* [Text shown]:
..............................

But the idea that the only way to stop regular massacres would be to literally close all schools was a stark reminder of the everyday reality of the US, where Active Shooter Drills teaching kids how to react in combat situations are just another part of the curriculum.
Even from the vantage point of the UK – geographically and culturally remote from the gridlocked US gun control debate – the thought of classrooms as sites of carnage rather than learning is a terrifying thing to consider head-on. Perhaps that is why films dramatising or examining school shootings are relatively rare, because who would want to confront that horror voluntarily? All of which makes Mass – a strikingly humane but emotionally devastating exploration of anger, helplessness and grief after a fatal incident in an otherwise nondescript middle-American town – a tough sell.
Perhaps it helps that the film takes place six years after the actual event: time enough for the news cycle to advance, for lawsuits to be raised and settled, for the wider world to have moved on. But for the four people who convene in the back room of a small local church, the trauma still seems palpable. After careful legal wrangling, the mother and father of the perpetrator have agreed to meet the parents of one of the victims to talk face-to-face about the experience that connects them.

..............................

* [The task]: List the feelings that the passage about the film Mass says the film explores. The data on this page is not needed for the exercise.

* [Stored records]:
..............................

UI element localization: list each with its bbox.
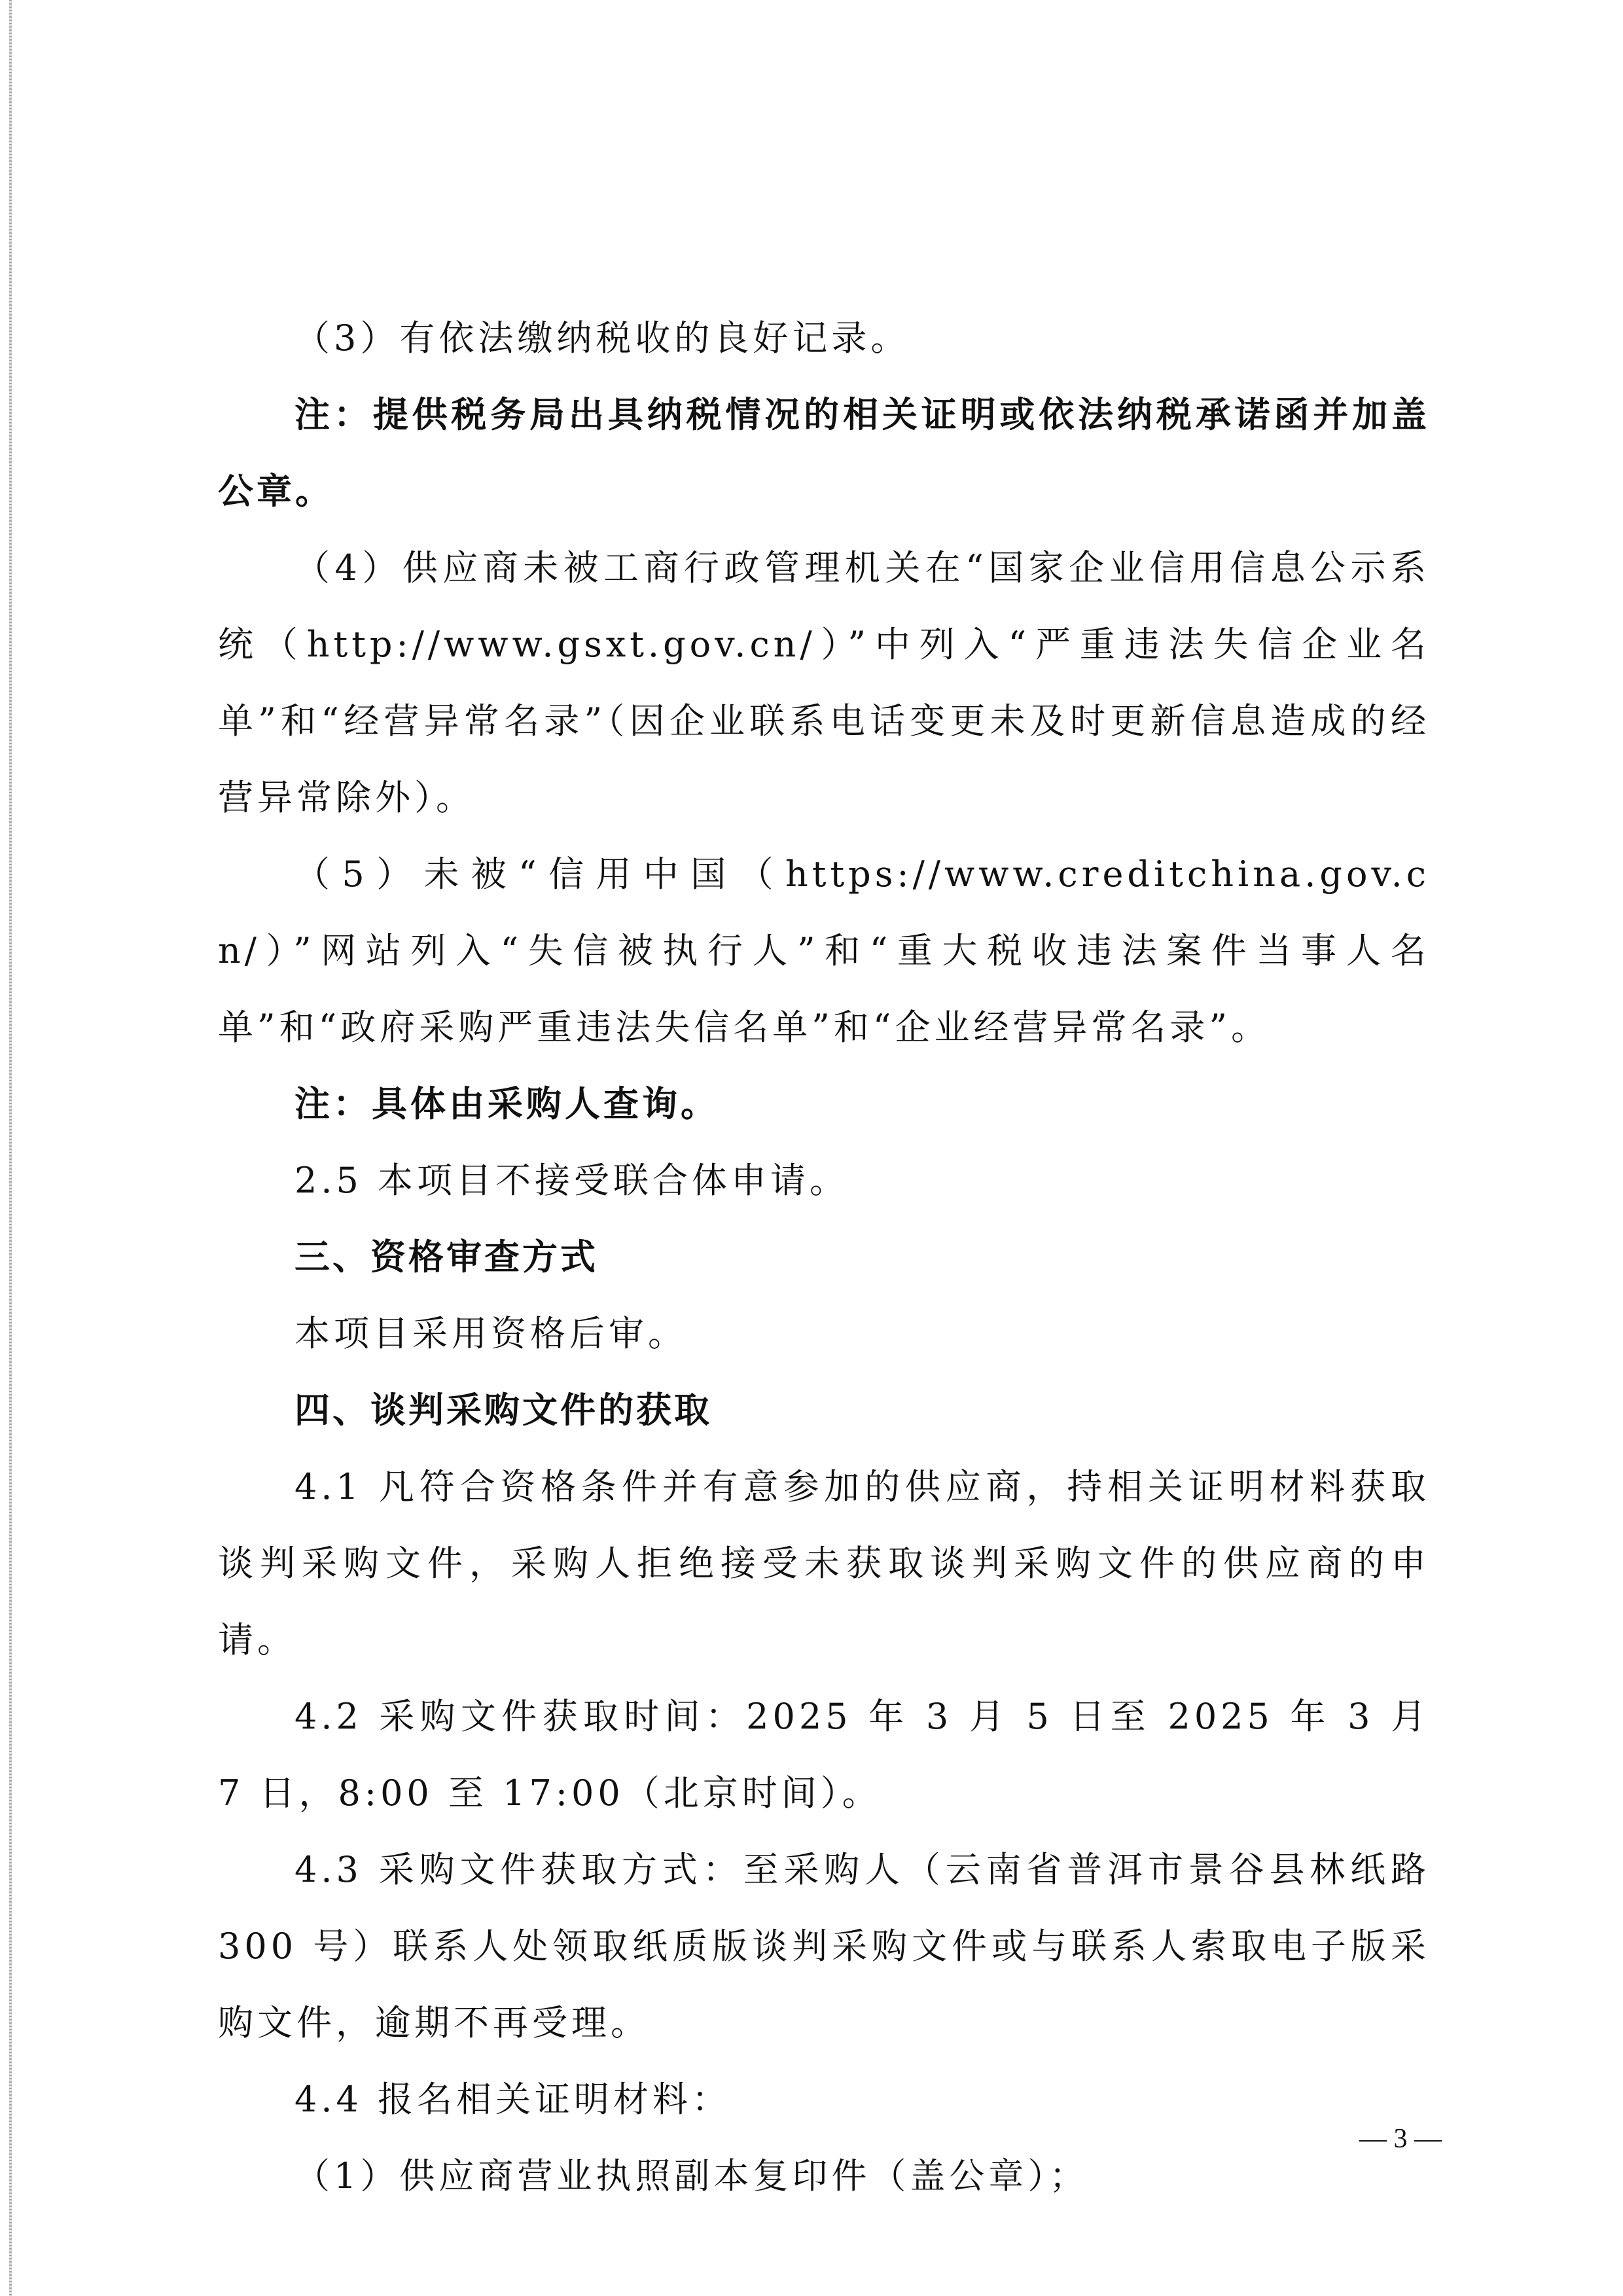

..............................

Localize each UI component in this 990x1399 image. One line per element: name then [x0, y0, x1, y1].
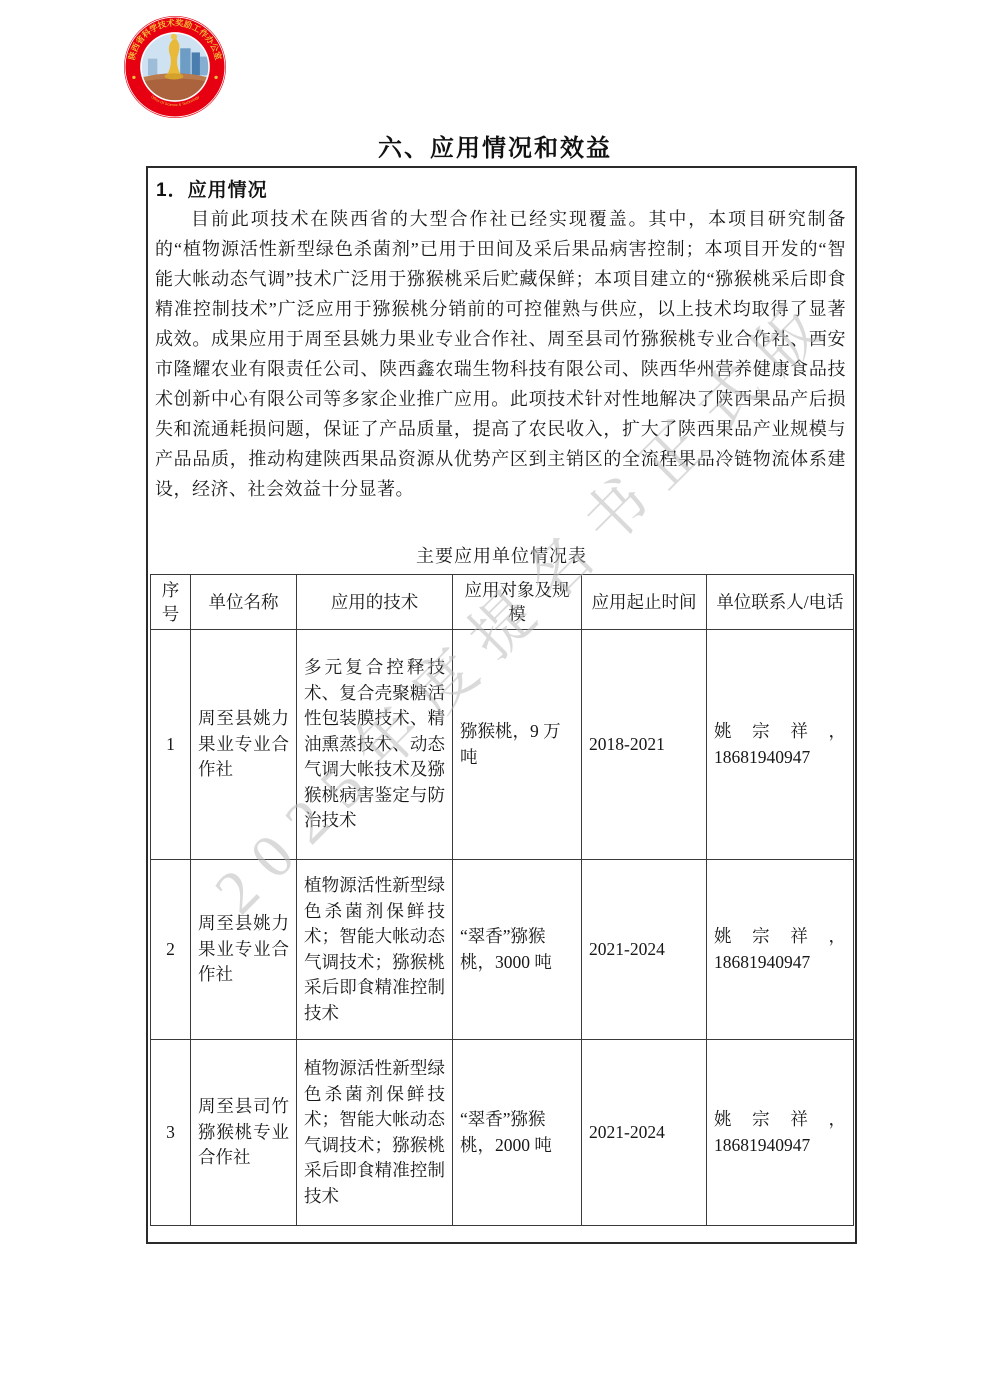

..............................

* [Right answer]:
- Anger
- Helplessness
- Grief